[Work instructions]
Scan the lines below for the string "this" and copy every one that has it.

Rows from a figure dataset
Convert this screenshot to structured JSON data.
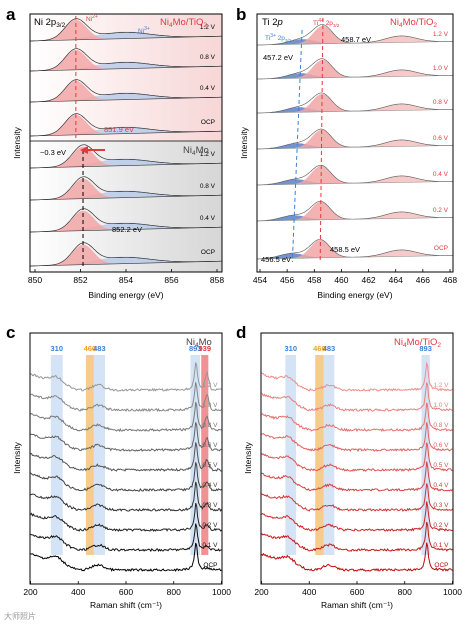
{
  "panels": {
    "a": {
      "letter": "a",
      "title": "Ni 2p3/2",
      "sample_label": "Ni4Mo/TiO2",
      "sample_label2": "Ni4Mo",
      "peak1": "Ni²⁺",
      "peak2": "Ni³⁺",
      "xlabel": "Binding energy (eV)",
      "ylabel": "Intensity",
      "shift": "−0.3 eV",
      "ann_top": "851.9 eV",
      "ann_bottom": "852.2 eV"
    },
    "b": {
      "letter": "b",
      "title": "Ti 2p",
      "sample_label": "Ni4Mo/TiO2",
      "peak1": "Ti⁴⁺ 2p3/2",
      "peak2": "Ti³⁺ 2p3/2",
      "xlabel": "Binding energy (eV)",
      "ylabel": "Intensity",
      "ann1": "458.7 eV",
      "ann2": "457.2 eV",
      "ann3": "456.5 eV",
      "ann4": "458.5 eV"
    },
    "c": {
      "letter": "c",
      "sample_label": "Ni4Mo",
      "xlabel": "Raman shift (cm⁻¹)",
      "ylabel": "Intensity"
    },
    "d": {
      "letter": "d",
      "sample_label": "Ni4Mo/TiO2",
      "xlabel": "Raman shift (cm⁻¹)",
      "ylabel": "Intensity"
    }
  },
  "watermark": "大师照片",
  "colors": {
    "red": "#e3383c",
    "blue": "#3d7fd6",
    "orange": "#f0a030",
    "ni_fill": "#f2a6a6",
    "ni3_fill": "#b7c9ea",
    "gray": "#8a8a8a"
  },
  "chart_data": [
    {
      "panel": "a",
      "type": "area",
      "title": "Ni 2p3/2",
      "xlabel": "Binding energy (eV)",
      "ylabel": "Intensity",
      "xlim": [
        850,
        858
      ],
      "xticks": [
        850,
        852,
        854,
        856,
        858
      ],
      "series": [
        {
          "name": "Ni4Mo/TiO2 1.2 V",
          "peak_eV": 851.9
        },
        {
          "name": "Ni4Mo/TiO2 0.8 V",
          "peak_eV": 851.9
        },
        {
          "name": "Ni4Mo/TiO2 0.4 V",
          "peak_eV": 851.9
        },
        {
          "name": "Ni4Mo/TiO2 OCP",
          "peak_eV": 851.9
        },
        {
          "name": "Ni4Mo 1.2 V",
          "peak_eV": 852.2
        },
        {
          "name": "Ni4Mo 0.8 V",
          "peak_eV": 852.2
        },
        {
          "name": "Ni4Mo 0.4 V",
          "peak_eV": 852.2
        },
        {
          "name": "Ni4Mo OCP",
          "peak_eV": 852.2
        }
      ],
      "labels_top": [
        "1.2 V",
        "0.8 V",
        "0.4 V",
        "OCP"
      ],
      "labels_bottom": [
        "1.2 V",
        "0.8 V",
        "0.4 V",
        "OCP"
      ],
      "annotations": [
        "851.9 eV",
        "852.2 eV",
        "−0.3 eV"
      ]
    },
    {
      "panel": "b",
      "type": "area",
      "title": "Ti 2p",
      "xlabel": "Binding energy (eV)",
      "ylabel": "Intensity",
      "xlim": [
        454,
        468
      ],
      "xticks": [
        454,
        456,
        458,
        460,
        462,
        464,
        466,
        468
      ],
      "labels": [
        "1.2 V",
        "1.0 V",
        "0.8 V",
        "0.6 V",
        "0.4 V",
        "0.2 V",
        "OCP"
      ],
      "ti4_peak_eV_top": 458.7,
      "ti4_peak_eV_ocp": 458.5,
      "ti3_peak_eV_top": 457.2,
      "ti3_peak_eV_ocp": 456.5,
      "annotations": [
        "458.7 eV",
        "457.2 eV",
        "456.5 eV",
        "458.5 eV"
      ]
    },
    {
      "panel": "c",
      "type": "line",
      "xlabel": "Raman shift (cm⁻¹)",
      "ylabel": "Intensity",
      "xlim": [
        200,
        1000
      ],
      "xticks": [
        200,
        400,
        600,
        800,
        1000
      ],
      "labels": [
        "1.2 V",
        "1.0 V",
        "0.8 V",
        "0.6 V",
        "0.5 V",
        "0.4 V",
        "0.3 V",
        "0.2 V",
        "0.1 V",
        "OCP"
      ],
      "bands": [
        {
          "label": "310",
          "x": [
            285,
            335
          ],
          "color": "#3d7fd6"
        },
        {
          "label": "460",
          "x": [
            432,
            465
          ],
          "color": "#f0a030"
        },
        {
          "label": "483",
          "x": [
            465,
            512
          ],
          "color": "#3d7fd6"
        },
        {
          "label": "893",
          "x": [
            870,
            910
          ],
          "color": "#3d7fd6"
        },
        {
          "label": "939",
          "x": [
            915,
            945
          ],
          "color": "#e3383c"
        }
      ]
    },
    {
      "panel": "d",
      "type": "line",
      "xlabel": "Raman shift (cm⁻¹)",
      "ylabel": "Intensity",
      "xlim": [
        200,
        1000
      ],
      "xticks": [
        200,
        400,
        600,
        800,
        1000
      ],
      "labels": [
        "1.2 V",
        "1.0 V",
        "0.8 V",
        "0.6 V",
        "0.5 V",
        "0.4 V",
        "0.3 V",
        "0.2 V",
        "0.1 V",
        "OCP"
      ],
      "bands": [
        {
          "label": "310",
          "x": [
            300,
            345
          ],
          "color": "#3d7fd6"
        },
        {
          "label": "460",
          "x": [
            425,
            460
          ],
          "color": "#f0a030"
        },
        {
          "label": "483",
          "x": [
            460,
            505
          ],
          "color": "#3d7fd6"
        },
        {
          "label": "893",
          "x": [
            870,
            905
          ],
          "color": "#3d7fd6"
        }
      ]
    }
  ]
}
--
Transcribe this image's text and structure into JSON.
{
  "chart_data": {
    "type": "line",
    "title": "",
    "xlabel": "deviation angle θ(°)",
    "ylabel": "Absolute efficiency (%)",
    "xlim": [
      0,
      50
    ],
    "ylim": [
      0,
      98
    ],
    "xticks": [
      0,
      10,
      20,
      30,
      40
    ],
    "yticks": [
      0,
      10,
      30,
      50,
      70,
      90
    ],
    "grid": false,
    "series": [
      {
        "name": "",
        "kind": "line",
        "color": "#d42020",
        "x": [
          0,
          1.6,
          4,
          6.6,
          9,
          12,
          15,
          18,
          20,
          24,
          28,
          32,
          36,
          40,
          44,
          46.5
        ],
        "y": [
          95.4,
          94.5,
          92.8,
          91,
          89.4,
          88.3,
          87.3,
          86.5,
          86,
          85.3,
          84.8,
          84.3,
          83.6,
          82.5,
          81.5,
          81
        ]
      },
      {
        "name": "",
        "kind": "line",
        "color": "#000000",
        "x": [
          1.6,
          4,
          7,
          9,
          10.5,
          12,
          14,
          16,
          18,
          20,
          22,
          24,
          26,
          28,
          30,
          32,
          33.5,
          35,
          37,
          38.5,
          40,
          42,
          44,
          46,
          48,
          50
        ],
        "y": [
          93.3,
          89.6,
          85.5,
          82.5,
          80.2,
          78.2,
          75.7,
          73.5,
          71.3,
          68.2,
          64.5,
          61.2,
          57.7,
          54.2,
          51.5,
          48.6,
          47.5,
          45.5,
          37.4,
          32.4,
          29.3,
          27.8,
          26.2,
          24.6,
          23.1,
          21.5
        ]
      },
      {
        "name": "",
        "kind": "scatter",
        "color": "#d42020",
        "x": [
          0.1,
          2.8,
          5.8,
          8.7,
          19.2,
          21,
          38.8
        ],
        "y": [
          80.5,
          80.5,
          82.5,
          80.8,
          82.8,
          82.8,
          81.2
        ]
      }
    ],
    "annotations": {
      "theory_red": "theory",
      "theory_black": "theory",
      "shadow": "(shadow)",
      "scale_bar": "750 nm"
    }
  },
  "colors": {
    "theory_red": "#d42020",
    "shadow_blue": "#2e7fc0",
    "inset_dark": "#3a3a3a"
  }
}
...
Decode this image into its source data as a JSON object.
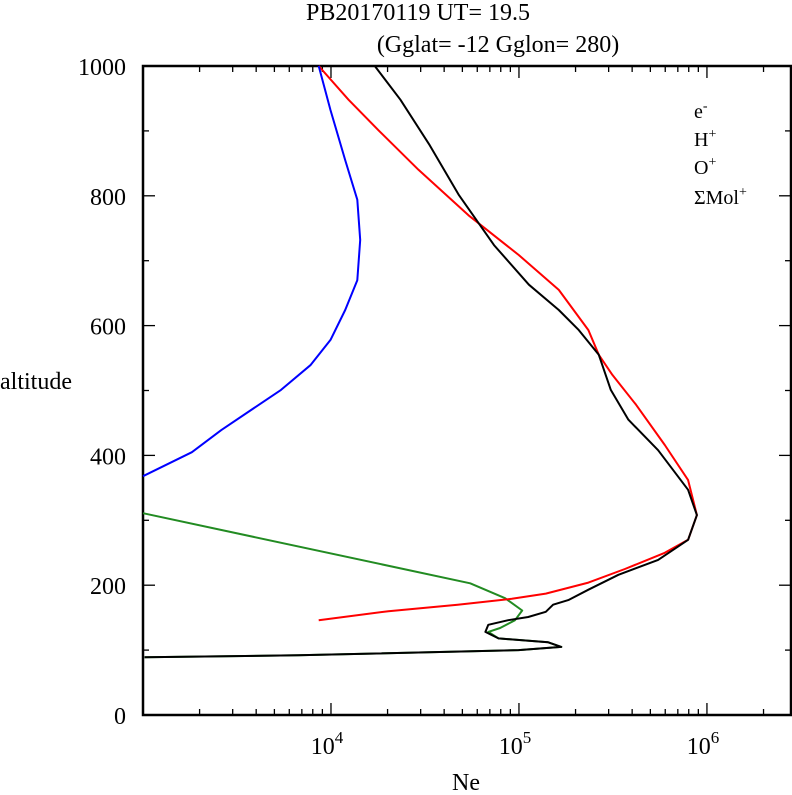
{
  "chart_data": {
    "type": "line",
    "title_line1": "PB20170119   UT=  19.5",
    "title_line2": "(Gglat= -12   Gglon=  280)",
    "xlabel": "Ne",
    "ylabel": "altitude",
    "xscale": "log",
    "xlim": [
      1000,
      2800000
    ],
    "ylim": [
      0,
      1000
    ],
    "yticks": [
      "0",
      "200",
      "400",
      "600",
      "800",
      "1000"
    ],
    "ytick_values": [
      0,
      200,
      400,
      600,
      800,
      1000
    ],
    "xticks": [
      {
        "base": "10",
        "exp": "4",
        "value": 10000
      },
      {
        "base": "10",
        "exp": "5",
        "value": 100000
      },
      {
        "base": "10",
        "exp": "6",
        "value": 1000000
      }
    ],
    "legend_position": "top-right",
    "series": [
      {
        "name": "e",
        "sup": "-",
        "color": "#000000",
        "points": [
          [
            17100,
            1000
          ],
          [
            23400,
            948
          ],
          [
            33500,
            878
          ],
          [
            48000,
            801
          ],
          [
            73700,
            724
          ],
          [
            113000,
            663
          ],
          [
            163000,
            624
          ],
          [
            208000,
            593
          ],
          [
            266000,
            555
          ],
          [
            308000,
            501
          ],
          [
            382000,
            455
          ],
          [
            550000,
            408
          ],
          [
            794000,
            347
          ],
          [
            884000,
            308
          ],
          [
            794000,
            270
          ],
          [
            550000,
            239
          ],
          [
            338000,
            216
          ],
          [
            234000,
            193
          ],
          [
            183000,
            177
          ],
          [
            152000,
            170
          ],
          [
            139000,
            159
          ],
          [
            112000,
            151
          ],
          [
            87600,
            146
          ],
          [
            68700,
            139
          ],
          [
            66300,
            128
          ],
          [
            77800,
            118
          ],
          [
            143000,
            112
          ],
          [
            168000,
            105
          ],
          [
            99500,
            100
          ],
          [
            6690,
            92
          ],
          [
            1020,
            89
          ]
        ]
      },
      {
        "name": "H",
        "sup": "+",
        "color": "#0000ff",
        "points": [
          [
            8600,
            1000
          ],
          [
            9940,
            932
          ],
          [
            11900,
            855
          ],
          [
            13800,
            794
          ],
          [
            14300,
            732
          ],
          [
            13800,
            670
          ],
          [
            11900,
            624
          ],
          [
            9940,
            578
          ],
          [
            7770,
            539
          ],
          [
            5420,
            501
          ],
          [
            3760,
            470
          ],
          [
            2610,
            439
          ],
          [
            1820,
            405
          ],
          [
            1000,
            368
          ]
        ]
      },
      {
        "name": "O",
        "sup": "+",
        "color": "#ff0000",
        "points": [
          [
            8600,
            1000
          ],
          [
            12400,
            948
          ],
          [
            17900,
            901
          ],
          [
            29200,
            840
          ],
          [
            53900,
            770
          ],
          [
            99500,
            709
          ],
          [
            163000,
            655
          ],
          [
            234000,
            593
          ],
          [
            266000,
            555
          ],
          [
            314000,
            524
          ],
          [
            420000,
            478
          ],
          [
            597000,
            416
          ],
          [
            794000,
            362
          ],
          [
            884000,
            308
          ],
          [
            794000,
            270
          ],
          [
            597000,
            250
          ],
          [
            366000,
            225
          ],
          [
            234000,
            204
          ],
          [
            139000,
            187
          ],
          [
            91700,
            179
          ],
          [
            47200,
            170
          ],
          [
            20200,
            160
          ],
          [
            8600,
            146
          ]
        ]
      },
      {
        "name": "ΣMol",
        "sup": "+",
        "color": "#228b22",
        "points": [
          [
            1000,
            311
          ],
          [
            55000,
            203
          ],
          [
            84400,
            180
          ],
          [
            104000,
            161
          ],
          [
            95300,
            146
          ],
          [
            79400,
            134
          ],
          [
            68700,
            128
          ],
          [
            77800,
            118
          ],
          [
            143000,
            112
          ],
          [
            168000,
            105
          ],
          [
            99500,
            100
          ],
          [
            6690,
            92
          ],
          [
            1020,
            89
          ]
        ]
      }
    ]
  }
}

[Worked answer]
Convert this screenshot to structured JSON data.
Transcribe this image's text and structure into JSON.
Decode this image into its source data as a JSON object.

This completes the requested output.